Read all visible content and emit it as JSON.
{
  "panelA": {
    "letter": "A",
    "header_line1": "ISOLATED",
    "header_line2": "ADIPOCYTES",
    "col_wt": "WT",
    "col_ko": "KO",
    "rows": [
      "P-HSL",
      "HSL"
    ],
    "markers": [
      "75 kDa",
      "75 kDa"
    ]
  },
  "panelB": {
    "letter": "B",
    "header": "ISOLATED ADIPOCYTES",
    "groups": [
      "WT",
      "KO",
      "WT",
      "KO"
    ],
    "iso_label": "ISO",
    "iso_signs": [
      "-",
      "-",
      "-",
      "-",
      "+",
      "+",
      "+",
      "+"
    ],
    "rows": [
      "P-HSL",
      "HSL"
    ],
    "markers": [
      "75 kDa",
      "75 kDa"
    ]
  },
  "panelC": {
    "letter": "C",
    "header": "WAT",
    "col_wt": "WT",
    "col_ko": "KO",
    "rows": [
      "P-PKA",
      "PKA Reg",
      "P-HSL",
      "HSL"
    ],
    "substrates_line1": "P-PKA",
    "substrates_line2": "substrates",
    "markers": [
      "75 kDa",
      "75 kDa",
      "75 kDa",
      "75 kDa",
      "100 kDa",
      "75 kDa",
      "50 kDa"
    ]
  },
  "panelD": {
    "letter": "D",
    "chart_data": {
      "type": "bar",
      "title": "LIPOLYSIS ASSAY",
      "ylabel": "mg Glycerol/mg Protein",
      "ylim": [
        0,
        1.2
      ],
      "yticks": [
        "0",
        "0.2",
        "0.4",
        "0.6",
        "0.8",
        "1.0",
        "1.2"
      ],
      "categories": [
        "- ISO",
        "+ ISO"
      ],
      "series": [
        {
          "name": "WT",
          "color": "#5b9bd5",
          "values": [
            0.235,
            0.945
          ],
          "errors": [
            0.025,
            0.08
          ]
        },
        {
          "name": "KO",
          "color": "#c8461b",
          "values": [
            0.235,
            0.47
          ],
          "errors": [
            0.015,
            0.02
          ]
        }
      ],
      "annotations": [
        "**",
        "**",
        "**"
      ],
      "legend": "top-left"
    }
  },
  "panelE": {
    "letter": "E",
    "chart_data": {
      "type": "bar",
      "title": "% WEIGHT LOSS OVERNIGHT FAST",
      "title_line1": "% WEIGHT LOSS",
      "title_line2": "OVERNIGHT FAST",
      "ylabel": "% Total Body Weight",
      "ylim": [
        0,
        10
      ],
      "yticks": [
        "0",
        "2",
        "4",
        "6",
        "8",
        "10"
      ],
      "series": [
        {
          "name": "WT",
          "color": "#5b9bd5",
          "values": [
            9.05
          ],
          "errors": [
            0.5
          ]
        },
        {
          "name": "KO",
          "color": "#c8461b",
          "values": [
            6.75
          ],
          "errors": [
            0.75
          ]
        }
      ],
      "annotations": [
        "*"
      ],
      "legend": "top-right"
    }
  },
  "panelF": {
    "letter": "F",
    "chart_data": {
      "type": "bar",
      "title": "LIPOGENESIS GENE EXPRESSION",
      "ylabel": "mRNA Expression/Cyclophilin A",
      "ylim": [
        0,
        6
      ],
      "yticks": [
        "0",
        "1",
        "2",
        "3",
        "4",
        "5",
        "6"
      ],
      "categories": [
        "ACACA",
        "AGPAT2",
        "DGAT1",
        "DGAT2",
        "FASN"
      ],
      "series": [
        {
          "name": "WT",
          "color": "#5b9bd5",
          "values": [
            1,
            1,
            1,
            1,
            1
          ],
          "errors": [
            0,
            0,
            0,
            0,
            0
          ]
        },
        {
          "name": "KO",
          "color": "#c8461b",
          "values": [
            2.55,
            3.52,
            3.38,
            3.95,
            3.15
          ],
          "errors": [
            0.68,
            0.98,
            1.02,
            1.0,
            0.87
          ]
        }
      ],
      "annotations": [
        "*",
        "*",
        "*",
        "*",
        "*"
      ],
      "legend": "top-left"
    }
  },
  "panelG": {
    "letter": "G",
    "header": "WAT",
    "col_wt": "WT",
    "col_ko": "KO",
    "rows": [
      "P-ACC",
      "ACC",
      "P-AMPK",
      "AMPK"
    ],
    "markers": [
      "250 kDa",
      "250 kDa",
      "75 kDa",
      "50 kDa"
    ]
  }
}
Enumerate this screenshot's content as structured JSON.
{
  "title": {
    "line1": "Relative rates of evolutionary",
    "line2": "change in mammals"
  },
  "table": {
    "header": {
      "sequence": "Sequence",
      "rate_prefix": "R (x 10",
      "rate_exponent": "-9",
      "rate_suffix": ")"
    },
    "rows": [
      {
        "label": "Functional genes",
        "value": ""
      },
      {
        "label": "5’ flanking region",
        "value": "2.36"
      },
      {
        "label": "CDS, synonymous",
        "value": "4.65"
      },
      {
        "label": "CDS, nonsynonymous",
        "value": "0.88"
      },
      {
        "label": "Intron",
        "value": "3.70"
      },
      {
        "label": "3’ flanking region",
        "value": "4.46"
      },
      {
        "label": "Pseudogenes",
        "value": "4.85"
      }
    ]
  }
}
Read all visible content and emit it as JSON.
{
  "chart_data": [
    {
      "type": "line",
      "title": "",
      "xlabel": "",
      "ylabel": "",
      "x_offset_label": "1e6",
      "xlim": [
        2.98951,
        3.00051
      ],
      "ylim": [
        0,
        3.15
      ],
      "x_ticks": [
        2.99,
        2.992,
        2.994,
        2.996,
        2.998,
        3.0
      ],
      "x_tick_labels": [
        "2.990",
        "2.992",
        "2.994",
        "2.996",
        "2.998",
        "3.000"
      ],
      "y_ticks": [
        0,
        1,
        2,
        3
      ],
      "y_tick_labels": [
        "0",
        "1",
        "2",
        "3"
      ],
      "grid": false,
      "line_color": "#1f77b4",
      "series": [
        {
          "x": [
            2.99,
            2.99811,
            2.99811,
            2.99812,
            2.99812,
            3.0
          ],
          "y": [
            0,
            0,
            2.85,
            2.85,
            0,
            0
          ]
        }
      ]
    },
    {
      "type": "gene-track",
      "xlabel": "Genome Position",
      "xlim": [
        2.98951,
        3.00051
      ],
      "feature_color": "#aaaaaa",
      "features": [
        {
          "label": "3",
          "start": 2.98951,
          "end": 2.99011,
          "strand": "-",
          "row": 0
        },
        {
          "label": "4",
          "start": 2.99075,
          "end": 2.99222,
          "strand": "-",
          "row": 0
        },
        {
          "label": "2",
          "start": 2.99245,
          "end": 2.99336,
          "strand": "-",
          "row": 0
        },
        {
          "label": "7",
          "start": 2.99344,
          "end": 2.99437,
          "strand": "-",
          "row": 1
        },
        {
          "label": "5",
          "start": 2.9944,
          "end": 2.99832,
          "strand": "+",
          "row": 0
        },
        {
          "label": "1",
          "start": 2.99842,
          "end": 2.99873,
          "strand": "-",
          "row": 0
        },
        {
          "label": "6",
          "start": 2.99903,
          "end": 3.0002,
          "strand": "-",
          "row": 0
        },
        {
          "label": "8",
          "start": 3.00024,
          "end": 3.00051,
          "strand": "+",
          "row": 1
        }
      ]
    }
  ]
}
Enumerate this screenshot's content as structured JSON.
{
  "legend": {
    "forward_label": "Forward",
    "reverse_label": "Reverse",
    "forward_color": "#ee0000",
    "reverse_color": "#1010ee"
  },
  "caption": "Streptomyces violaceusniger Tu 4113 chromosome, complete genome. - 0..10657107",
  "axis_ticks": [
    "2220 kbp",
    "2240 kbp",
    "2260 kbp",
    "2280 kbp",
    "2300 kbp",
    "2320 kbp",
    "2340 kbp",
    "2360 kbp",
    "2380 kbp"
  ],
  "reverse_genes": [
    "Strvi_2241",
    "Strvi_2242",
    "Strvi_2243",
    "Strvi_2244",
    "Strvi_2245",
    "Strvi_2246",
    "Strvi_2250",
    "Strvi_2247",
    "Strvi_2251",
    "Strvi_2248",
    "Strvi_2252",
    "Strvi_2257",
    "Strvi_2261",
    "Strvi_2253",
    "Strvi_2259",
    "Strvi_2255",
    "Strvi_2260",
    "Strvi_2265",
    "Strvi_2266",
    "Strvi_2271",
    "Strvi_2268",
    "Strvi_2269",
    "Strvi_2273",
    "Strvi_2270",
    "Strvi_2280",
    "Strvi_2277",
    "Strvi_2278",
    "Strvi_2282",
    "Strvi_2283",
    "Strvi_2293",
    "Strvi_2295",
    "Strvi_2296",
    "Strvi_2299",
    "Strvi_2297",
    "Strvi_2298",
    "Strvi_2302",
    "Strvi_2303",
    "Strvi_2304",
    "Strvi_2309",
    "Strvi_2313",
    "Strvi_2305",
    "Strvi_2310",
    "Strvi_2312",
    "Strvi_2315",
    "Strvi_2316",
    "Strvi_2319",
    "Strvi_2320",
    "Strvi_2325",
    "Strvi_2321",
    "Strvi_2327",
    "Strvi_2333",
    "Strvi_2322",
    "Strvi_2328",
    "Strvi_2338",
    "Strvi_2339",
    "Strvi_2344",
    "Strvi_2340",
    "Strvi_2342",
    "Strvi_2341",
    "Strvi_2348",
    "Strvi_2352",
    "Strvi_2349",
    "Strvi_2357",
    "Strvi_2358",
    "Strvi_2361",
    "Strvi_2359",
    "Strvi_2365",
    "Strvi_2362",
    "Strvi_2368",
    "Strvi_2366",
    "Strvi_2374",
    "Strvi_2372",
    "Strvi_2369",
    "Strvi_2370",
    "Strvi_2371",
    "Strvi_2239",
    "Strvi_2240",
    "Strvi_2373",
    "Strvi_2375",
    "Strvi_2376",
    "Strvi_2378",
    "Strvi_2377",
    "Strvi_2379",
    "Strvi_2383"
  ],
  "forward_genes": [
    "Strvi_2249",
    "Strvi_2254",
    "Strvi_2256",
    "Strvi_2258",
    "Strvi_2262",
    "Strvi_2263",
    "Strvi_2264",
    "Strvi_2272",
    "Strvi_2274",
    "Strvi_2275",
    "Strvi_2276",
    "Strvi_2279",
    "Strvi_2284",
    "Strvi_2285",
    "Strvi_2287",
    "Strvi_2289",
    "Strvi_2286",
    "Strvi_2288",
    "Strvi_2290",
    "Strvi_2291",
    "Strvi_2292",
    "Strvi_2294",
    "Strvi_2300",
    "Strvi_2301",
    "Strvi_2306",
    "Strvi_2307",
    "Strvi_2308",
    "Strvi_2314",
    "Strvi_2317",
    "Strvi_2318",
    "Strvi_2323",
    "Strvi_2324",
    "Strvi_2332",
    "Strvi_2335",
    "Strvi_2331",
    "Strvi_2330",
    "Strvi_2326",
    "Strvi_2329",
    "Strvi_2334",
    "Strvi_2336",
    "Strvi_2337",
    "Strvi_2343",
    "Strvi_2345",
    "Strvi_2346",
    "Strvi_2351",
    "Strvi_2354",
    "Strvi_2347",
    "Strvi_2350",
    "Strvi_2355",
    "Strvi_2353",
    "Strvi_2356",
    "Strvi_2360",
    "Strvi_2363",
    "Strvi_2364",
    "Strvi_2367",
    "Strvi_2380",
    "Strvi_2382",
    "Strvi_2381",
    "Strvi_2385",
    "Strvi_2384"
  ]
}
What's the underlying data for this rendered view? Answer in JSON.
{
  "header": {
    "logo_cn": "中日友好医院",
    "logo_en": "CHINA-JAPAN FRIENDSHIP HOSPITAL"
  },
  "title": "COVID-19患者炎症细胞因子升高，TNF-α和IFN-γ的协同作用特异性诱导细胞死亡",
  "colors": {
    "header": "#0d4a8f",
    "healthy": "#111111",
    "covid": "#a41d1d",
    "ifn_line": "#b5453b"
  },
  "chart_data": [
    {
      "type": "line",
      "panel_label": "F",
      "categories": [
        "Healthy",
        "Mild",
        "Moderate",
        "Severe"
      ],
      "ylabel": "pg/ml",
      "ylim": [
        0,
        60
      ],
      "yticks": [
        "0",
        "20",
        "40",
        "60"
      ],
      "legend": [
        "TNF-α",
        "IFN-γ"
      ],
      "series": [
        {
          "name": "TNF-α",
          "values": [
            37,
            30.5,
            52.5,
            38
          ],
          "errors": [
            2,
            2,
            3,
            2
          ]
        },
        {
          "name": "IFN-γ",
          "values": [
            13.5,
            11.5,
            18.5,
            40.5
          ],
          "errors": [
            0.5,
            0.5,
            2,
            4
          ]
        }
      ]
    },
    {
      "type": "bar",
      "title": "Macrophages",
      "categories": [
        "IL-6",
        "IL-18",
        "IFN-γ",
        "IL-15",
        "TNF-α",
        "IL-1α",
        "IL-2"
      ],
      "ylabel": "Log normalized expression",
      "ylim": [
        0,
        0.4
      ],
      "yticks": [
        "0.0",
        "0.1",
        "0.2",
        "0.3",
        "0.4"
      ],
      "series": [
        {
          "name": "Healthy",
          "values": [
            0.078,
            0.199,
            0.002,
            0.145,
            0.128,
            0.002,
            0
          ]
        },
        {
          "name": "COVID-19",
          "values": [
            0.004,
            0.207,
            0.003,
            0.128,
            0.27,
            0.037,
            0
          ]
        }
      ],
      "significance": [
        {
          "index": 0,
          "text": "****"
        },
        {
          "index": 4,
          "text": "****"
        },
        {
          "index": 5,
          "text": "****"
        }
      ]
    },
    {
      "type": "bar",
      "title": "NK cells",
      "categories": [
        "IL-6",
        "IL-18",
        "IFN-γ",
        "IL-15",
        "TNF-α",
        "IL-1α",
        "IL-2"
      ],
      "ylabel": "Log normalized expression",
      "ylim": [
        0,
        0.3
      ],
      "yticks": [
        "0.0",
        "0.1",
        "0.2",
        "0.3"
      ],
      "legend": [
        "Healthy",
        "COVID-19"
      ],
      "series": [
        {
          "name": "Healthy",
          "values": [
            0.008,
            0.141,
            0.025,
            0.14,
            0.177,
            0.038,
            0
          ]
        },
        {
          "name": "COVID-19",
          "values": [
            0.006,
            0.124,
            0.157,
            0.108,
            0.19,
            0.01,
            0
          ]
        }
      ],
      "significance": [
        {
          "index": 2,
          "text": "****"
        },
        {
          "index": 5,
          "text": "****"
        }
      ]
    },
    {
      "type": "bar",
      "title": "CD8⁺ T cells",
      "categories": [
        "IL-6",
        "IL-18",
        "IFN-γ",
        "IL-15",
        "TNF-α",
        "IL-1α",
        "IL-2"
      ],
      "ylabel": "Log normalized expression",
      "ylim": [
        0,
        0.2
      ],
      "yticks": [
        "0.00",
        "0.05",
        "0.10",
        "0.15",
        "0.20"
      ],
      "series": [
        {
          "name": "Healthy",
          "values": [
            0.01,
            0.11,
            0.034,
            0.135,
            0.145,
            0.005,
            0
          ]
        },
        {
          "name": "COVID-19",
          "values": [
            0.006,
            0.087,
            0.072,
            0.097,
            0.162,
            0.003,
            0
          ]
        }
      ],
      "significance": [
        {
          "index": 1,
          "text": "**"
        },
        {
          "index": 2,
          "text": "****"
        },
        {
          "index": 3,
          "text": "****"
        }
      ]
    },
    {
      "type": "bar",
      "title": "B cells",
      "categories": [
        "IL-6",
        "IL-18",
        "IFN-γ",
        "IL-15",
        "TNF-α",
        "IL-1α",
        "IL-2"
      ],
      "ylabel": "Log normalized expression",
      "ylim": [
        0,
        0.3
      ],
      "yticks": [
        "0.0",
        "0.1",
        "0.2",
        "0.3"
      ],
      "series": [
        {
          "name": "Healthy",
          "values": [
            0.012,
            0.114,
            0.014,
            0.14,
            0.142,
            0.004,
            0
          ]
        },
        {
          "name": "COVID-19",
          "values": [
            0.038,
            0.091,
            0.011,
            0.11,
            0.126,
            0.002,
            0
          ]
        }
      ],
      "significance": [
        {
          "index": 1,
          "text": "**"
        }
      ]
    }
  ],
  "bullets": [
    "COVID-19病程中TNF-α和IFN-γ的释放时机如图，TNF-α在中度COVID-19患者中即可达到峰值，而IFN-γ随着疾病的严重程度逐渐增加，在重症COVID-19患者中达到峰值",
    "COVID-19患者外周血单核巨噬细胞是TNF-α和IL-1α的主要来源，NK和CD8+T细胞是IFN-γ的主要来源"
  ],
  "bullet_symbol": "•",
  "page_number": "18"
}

[WHAT TO PRODUCE]: For the records above, state the number of lines holding the string "ISOLATED", without further comment.

[ANSWER BELOW]: 2